Task goal: Reproduce the listing below word for word, with no pictures.

Input data:
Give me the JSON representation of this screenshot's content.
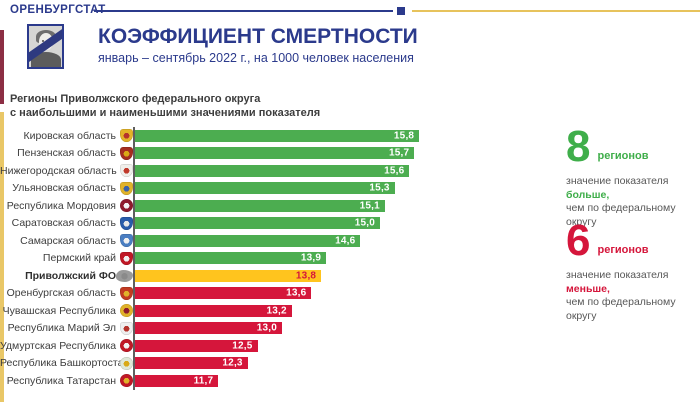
{
  "colors": {
    "navy": "#2b3a8c",
    "gold_line": "#e7c35c",
    "maroon_stripe": "#8c2e44",
    "green": "#4cad50",
    "yellow": "#ffc41e",
    "red": "#d5163b",
    "label_grey": "#3d3d3d",
    "text_grey": "#575757"
  },
  "header": {
    "brand": "ОРЕНБУРГСТАТ",
    "title": "КОЭФФИЦИЕНТ СМЕРТНОСТИ",
    "subtitle": "январь – сентябрь 2022 г., на 1000 человек населения",
    "portrait_icon": "mourning-portrait-icon"
  },
  "section": {
    "line1": "Регионы Приволжского федерального округа",
    "line2": "с наибольшими и наименьшими значениями показателя"
  },
  "chart_data": {
    "type": "bar",
    "orientation": "horizontal",
    "title": "КОЭФФИЦИЕНТ СМЕРТНОСТИ",
    "subtitle": "январь – сентябрь 2022 г., на 1000 человек населения",
    "xlim": [
      10,
      16
    ],
    "grid": false,
    "decimal_style": "comma",
    "categories": [
      "Кировская область",
      "Пензенская область",
      "Нижегородская область",
      "Ульяновская область",
      "Республика Мордовия",
      "Саратовская область",
      "Самарская область",
      "Пермский край",
      "Приволжский ФО",
      "Оренбургская область",
      "Чувашская Республика",
      "Республика Марий Эл",
      "Удмуртская Республика",
      "Республика Башкортостан",
      "Республика Татарстан"
    ],
    "values": [
      15.8,
      15.7,
      15.6,
      15.3,
      15.1,
      15.0,
      14.6,
      13.9,
      13.8,
      13.6,
      13.2,
      13.0,
      12.5,
      12.3,
      11.7
    ],
    "display_values": [
      "15,8",
      "15,7",
      "15,6",
      "15,3",
      "15,1",
      "15,0",
      "14,6",
      "13,9",
      "13,8",
      "13,6",
      "13,2",
      "13,0",
      "12,5",
      "12,3",
      "11,7"
    ],
    "statuses": [
      "above",
      "above",
      "above",
      "above",
      "above",
      "above",
      "above",
      "above",
      "fd",
      "below",
      "below",
      "below",
      "below",
      "below",
      "below"
    ],
    "bar_colors": {
      "above": "#4cad50",
      "fd": "#ffc41e",
      "below": "#d5163b"
    },
    "value_label_colors": {
      "above": "#ffffff",
      "fd": "#d5163b",
      "below": "#ffffff"
    }
  },
  "region_icons": [
    {
      "name": "kirovskaya-coat-of-arms-icon",
      "shape": "shield",
      "c1": "#e3b428",
      "c2": "#b5342c",
      "bold": false
    },
    {
      "name": "penzenskaya-coat-of-arms-icon",
      "shape": "shield",
      "c1": "#a52e20",
      "c2": "#d9a916",
      "bold": false
    },
    {
      "name": "nizhegorodskaya-coat-of-arms-icon",
      "shape": "shield",
      "c1": "#f0efeb",
      "c2": "#c0392b",
      "bold": false
    },
    {
      "name": "ulyanovskaya-coat-of-arms-icon",
      "shape": "shield",
      "c1": "#e0b22a",
      "c2": "#3a62a8",
      "bold": false
    },
    {
      "name": "mordovia-coat-of-arms-icon",
      "shape": "circle",
      "c1": "#8e1b2c",
      "c2": "#f2f2f2",
      "bold": false
    },
    {
      "name": "saratovskaya-coat-of-arms-icon",
      "shape": "shield",
      "c1": "#2a5caa",
      "c2": "#e8e8e8",
      "bold": false
    },
    {
      "name": "samarskaya-coat-of-arms-icon",
      "shape": "shield",
      "c1": "#4a7ec2",
      "c2": "#f0f0f0",
      "bold": false
    },
    {
      "name": "permsky-coat-of-arms-icon",
      "shape": "shield",
      "c1": "#c01826",
      "c2": "#f0f0f0",
      "bold": false
    },
    {
      "name": "privolzhsky-fo-map-icon",
      "shape": "map",
      "c1": "#9a9a9a",
      "c2": "#8a8a8a",
      "bold": true
    },
    {
      "name": "orenburgskaya-coat-of-arms-icon",
      "shape": "shield",
      "c1": "#c23b22",
      "c2": "#e0b22a",
      "bold": false
    },
    {
      "name": "chuvashia-coat-of-arms-icon",
      "shape": "circle",
      "c1": "#e0b22a",
      "c2": "#8e1b2c",
      "bold": false
    },
    {
      "name": "mari-el-coat-of-arms-icon",
      "shape": "shield",
      "c1": "#efefef",
      "c2": "#b5342c",
      "bold": false
    },
    {
      "name": "udmurtia-coat-of-arms-icon",
      "shape": "circle",
      "c1": "#c01826",
      "c2": "#f2f2f2",
      "bold": false
    },
    {
      "name": "bashkortostan-coat-of-arms-icon",
      "shape": "circle",
      "c1": "#dfe8d8",
      "c2": "#d9a916",
      "bold": false
    },
    {
      "name": "tatarstan-coat-of-arms-icon",
      "shape": "circle",
      "c1": "#c01826",
      "c2": "#e0b22a",
      "bold": false
    }
  ],
  "stats": {
    "above": {
      "count": "8",
      "unit": "регионов",
      "t1": "значение показателя",
      "hl": "больше,",
      "t2": "чем по федеральному округу"
    },
    "below": {
      "count": "6",
      "unit": "регионов",
      "t1": "значение показателя",
      "hl": "меньше,",
      "t2": "чем по федеральному округу"
    }
  }
}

Full response:
Give me the JSON representation of this screenshot's content.
{
  "colors": {
    "navy": "#2b3a8c",
    "gold_line": "#e7c35c",
    "maroon_stripe": "#8c2e44",
    "green": "#4cad50",
    "yellow": "#ffc41e",
    "red": "#d5163b",
    "label_grey": "#3d3d3d",
    "text_grey": "#575757"
  },
  "header": {
    "brand": "ОРЕНБУРГСТАТ",
    "title": "КОЭФФИЦИЕНТ СМЕРТНОСТИ",
    "subtitle": "январь – сентябрь 2022 г., на 1000 человек населения",
    "portrait_icon": "mourning-portrait-icon"
  },
  "section": {
    "line1": "Регионы Приволжского федерального округа",
    "line2": "с наибольшими и наименьшими значениями показателя"
  },
  "chart_data": {
    "type": "bar",
    "orientation": "horizontal",
    "title": "КОЭФФИЦИЕНТ СМЕРТНОСТИ",
    "subtitle": "январь – сентябрь 2022 г., на 1000 человек населения",
    "xlim": [
      10,
      16
    ],
    "grid": false,
    "decimal_style": "comma",
    "categories": [
      "Кировская область",
      "Пензенская область",
      "Нижегородская область",
      "Ульяновская область",
      "Республика Мордовия",
      "Саратовская область",
      "Самарская область",
      "Пермский край",
      "Приволжский ФО",
      "Оренбургская область",
      "Чувашская Республика",
      "Республика Марий Эл",
      "Удмуртская Республика",
      "Республика Башкортостан",
      "Республика Татарстан"
    ],
    "values": [
      15.8,
      15.7,
      15.6,
      15.3,
      15.1,
      15.0,
      14.6,
      13.9,
      13.8,
      13.6,
      13.2,
      13.0,
      12.5,
      12.3,
      11.7
    ],
    "display_values": [
      "15,8",
      "15,7",
      "15,6",
      "15,3",
      "15,1",
      "15,0",
      "14,6",
      "13,9",
      "13,8",
      "13,6",
      "13,2",
      "13,0",
      "12,5",
      "12,3",
      "11,7"
    ],
    "statuses": [
      "above",
      "above",
      "above",
      "above",
      "above",
      "above",
      "above",
      "above",
      "fd",
      "below",
      "below",
      "below",
      "below",
      "below",
      "below"
    ],
    "bar_colors": {
      "above": "#4cad50",
      "fd": "#ffc41e",
      "below": "#d5163b"
    },
    "value_label_colors": {
      "above": "#ffffff",
      "fd": "#d5163b",
      "below": "#ffffff"
    }
  },
  "region_icons": [
    {
      "name": "kirovskaya-coat-of-arms-icon",
      "shape": "shield",
      "c1": "#e3b428",
      "c2": "#b5342c",
      "bold": false
    },
    {
      "name": "penzenskaya-coat-of-arms-icon",
      "shape": "shield",
      "c1": "#a52e20",
      "c2": "#d9a916",
      "bold": false
    },
    {
      "name": "nizhegorodskaya-coat-of-arms-icon",
      "shape": "shield",
      "c1": "#f0efeb",
      "c2": "#c0392b",
      "bold": false
    },
    {
      "name": "ulyanovskaya-coat-of-arms-icon",
      "shape": "shield",
      "c1": "#e0b22a",
      "c2": "#3a62a8",
      "bold": false
    },
    {
      "name": "mordovia-coat-of-arms-icon",
      "shape": "circle",
      "c1": "#8e1b2c",
      "c2": "#f2f2f2",
      "bold": false
    },
    {
      "name": "saratovskaya-coat-of-arms-icon",
      "shape": "shield",
      "c1": "#2a5caa",
      "c2": "#e8e8e8",
      "bold": false
    },
    {
      "name": "samarskaya-coat-of-arms-icon",
      "shape": "shield",
      "c1": "#4a7ec2",
      "c2": "#f0f0f0",
      "bold": false
    },
    {
      "name": "permsky-coat-of-arms-icon",
      "shape": "shield",
      "c1": "#c01826",
      "c2": "#f0f0f0",
      "bold": false
    },
    {
      "name": "privolzhsky-fo-map-icon",
      "shape": "map",
      "c1": "#9a9a9a",
      "c2": "#8a8a8a",
      "bold": true
    },
    {
      "name": "orenburgskaya-coat-of-arms-icon",
      "shape": "shield",
      "c1": "#c23b22",
      "c2": "#e0b22a",
      "bold": false
    },
    {
      "name": "chuvashia-coat-of-arms-icon",
      "shape": "circle",
      "c1": "#e0b22a",
      "c2": "#8e1b2c",
      "bold": false
    },
    {
      "name": "mari-el-coat-of-arms-icon",
      "shape": "shield",
      "c1": "#efefef",
      "c2": "#b5342c",
      "bold": false
    },
    {
      "name": "udmurtia-coat-of-arms-icon",
      "shape": "circle",
      "c1": "#c01826",
      "c2": "#f2f2f2",
      "bold": false
    },
    {
      "name": "bashkortostan-coat-of-arms-icon",
      "shape": "circle",
      "c1": "#dfe8d8",
      "c2": "#d9a916",
      "bold": false
    },
    {
      "name": "tatarstan-coat-of-arms-icon",
      "shape": "circle",
      "c1": "#c01826",
      "c2": "#e0b22a",
      "bold": false
    }
  ],
  "stats": {
    "above": {
      "count": "8",
      "unit": "регионов",
      "t1": "значение показателя",
      "hl": "больше,",
      "t2": "чем по федеральному округу"
    },
    "below": {
      "count": "6",
      "unit": "регионов",
      "t1": "значение показателя",
      "hl": "меньше,",
      "t2": "чем по федеральному округу"
    }
  }
}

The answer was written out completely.